::: Dataset

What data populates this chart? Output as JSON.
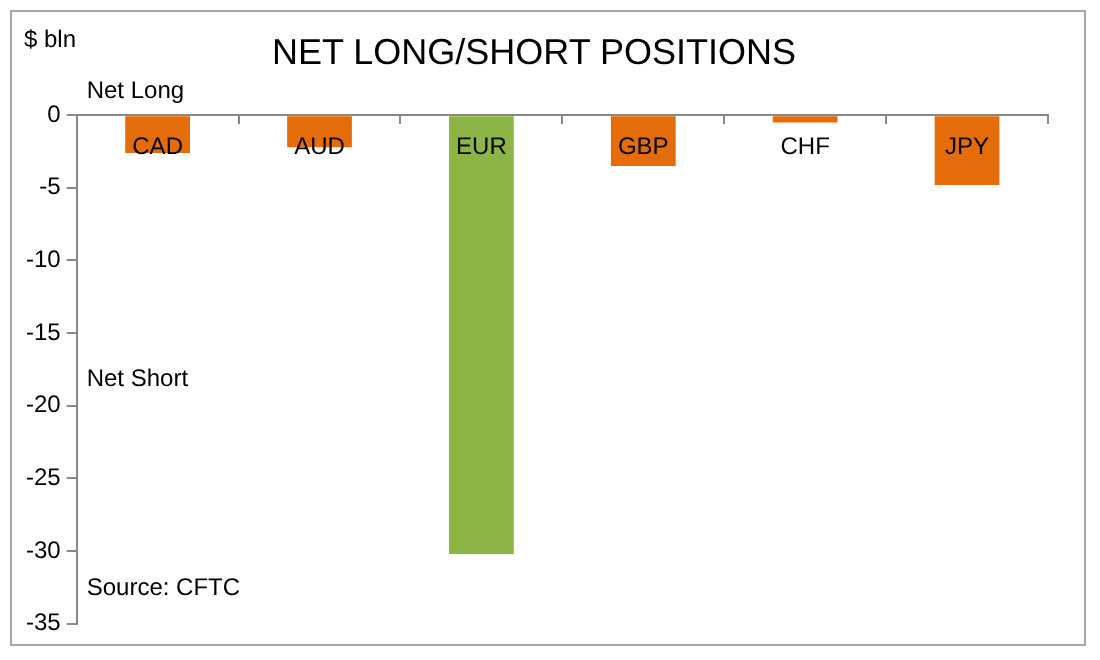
{
  "chart_data": {
    "type": "bar",
    "title": "NET LONG/SHORT POSITIONS",
    "ylabel": "$ bln",
    "categories": [
      "CAD",
      "AUD",
      "EUR",
      "GBP",
      "CHF",
      "JPY"
    ],
    "values": [
      -2.6,
      -2.2,
      -30.2,
      -3.5,
      -0.5,
      -4.8
    ],
    "colors": [
      "#e46c0a",
      "#e46c0a",
      "#8cb545",
      "#e46c0a",
      "#e46c0a",
      "#e46c0a"
    ],
    "ylim": [
      -35,
      0
    ],
    "yticks": [
      0,
      -5,
      -10,
      -15,
      -20,
      -25,
      -30,
      -35
    ],
    "annotations": [
      "Net Long",
      "Net Short",
      "Source: CFTC"
    ],
    "grid": false,
    "legend": false
  }
}
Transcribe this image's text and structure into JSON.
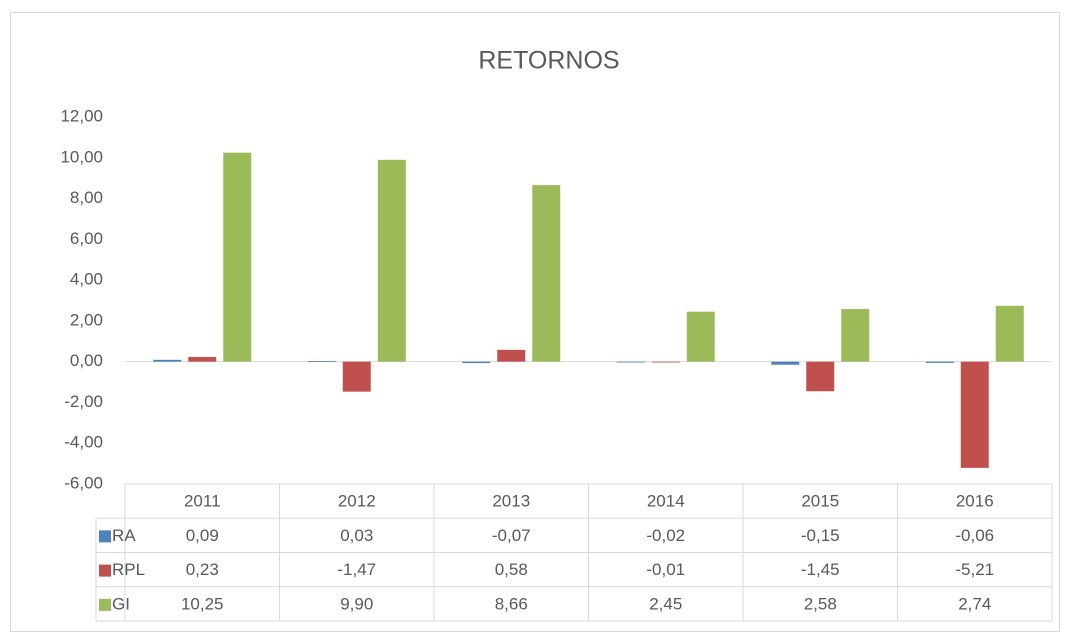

::::::

Work to do:
Leave out all images, then reproduce the entries above exactly.

Answer for this exercise:
What data populates this chart? Output as JSON.
{
  "chart_data": {
    "type": "bar",
    "title": "NET LONG/SHORT POSITIONS",
    "ylabel": "$ bln",
    "categories": [
      "CAD",
      "AUD",
      "EUR",
      "GBP",
      "CHF",
      "JPY"
    ],
    "values": [
      -2.6,
      -2.2,
      -30.2,
      -3.5,
      -0.5,
      -4.8
    ],
    "colors": [
      "#e46c0a",
      "#e46c0a",
      "#8cb545",
      "#e46c0a",
      "#e46c0a",
      "#e46c0a"
    ],
    "ylim": [
      -35,
      0
    ],
    "yticks": [
      0,
      -5,
      -10,
      -15,
      -20,
      -25,
      -30,
      -35
    ],
    "annotations": [
      "Net Long",
      "Net Short",
      "Source: CFTC"
    ],
    "grid": false,
    "legend": false
  }
}
Transcribe this image's text and structure into JSON.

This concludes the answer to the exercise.